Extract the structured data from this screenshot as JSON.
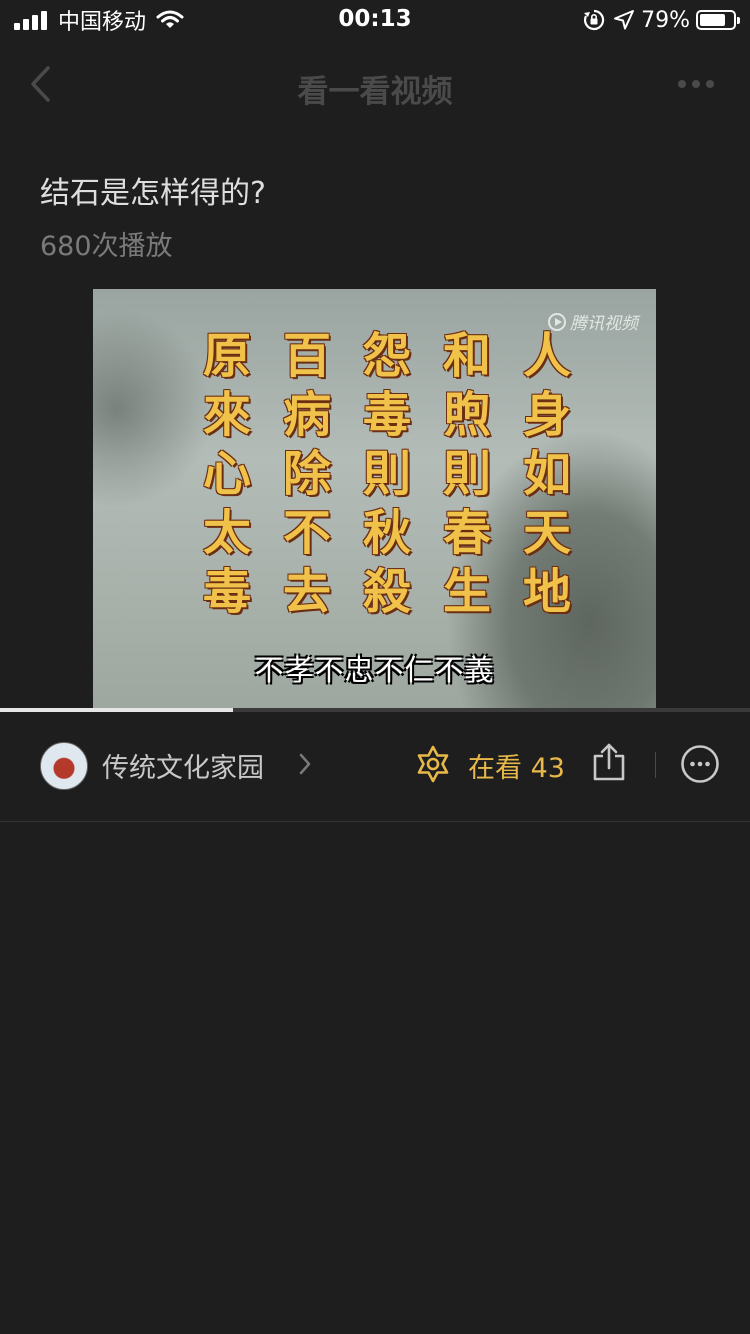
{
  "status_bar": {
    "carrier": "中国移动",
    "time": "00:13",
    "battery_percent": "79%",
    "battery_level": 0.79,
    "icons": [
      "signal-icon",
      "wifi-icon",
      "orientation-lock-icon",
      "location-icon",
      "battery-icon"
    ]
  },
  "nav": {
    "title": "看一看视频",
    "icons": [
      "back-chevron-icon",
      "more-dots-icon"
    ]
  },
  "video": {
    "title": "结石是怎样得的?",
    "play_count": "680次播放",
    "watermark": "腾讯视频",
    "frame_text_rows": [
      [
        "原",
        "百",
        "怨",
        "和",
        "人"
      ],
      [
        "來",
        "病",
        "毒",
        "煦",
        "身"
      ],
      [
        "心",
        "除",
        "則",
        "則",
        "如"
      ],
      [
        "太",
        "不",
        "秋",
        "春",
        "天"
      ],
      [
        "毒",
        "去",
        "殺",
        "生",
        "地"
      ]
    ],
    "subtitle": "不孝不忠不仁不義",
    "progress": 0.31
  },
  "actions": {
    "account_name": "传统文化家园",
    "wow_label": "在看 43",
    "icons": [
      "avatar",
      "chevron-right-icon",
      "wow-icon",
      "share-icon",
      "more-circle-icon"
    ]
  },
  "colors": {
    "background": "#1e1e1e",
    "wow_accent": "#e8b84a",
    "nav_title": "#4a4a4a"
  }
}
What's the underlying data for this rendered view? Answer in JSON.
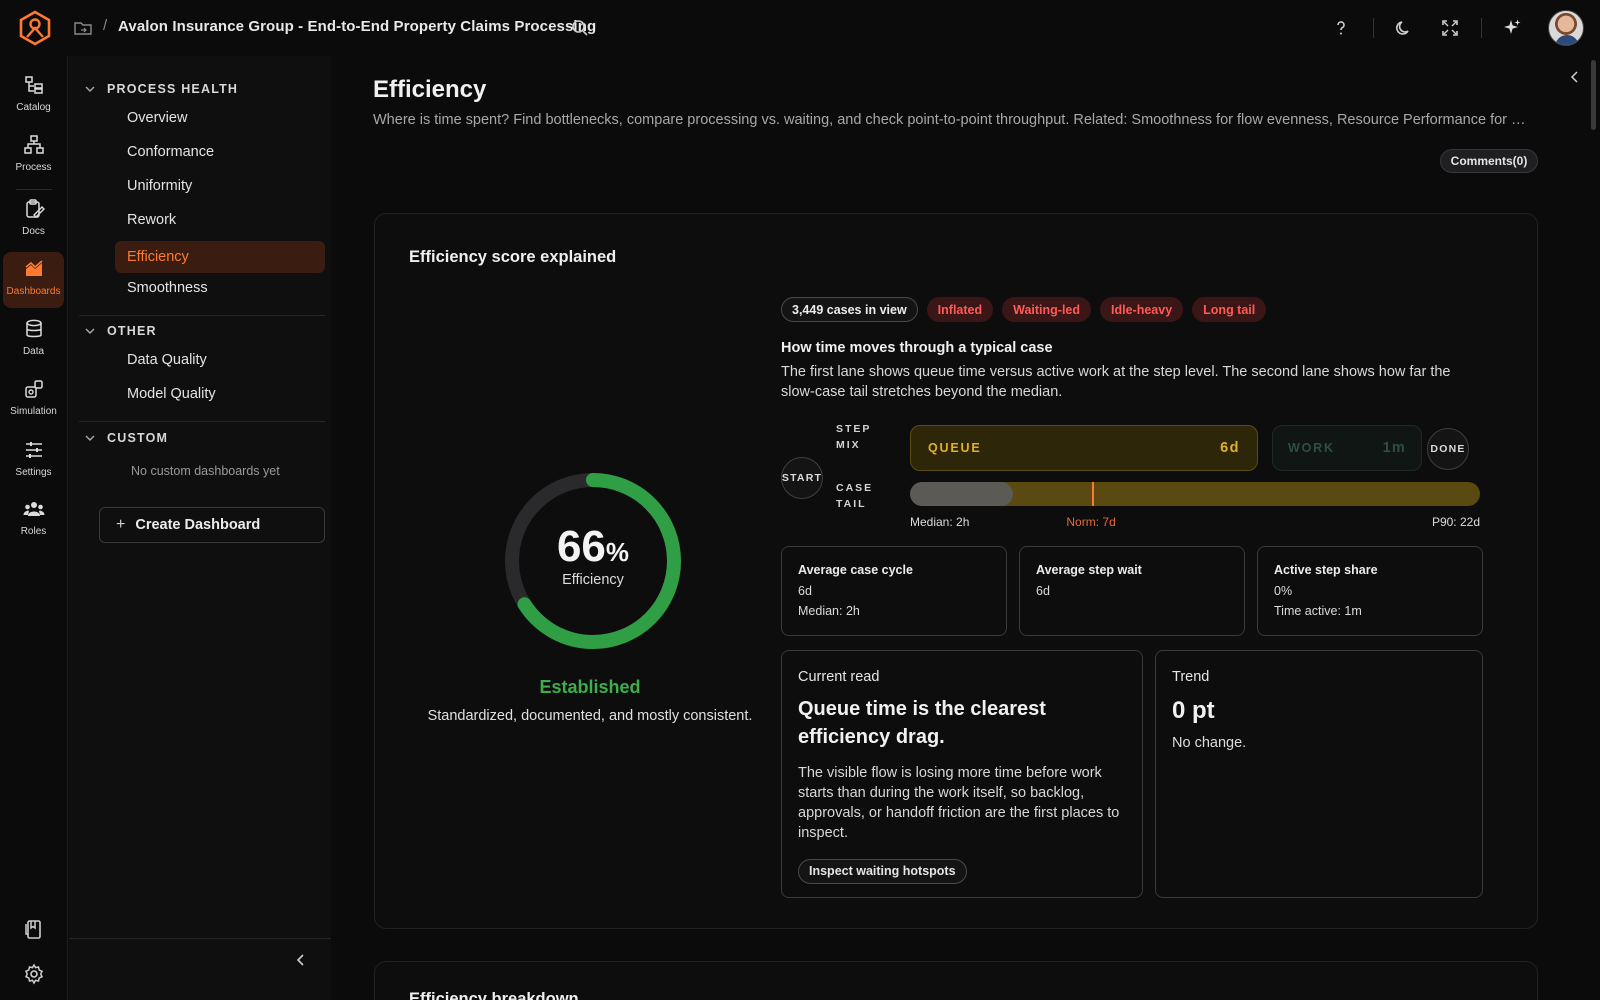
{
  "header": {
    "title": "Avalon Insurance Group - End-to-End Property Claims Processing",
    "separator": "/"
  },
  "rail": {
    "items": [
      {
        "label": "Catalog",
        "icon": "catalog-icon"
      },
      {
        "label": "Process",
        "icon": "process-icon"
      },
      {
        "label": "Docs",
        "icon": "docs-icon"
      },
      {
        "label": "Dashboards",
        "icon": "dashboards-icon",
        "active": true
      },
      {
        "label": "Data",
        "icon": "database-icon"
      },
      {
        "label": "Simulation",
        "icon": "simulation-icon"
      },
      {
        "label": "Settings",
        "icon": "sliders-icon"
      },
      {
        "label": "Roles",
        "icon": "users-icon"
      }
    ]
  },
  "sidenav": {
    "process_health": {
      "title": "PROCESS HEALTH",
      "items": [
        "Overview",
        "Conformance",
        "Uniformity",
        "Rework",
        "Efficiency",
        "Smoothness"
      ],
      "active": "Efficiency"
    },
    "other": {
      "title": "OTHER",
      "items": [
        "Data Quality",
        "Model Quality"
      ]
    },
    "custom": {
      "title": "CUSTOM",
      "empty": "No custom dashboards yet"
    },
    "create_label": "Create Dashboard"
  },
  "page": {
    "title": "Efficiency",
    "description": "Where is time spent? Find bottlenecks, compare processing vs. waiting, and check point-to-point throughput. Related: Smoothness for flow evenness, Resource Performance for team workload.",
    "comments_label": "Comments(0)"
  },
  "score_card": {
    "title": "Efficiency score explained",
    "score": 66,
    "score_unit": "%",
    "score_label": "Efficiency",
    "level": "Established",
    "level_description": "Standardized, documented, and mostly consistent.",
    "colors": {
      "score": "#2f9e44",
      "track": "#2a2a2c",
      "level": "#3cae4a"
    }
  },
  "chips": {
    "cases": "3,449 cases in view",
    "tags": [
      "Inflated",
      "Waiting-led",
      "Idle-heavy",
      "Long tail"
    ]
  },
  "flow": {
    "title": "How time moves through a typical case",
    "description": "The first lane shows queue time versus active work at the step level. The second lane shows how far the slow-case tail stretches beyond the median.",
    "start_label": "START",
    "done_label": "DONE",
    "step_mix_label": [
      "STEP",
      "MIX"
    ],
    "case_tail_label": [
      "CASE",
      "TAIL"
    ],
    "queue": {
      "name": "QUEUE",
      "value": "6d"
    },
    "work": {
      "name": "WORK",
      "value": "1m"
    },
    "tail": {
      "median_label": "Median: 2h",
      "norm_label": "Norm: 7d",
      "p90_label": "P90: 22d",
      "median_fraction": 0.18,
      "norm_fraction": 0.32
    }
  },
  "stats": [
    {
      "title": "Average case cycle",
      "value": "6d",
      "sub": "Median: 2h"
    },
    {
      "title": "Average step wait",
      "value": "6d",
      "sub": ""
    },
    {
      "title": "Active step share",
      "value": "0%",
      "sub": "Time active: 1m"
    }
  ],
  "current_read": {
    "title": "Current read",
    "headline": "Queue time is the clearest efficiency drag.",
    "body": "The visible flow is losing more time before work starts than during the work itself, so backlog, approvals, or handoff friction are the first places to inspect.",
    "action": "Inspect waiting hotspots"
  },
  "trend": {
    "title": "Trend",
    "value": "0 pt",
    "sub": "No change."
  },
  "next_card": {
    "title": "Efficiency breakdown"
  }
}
==
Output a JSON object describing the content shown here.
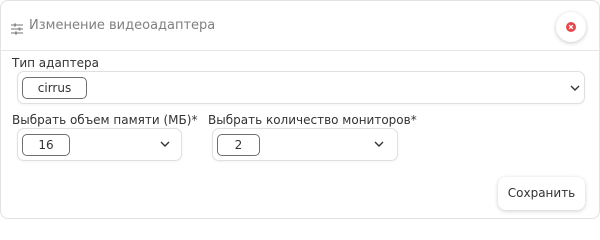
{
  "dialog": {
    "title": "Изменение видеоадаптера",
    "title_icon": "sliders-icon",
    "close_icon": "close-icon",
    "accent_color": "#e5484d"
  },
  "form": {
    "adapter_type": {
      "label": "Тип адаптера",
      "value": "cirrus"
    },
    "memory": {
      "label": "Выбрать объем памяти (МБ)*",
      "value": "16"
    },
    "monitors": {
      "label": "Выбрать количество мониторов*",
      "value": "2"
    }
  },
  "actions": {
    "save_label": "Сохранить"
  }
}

== What you need to do ==
Identify all lines where the word "Выбрать" shows up. Copy them.

== Reply to the exercise ==
      "label": "Выбрать объем памяти (МБ)*",
      "label": "Выбрать количество мониторов*",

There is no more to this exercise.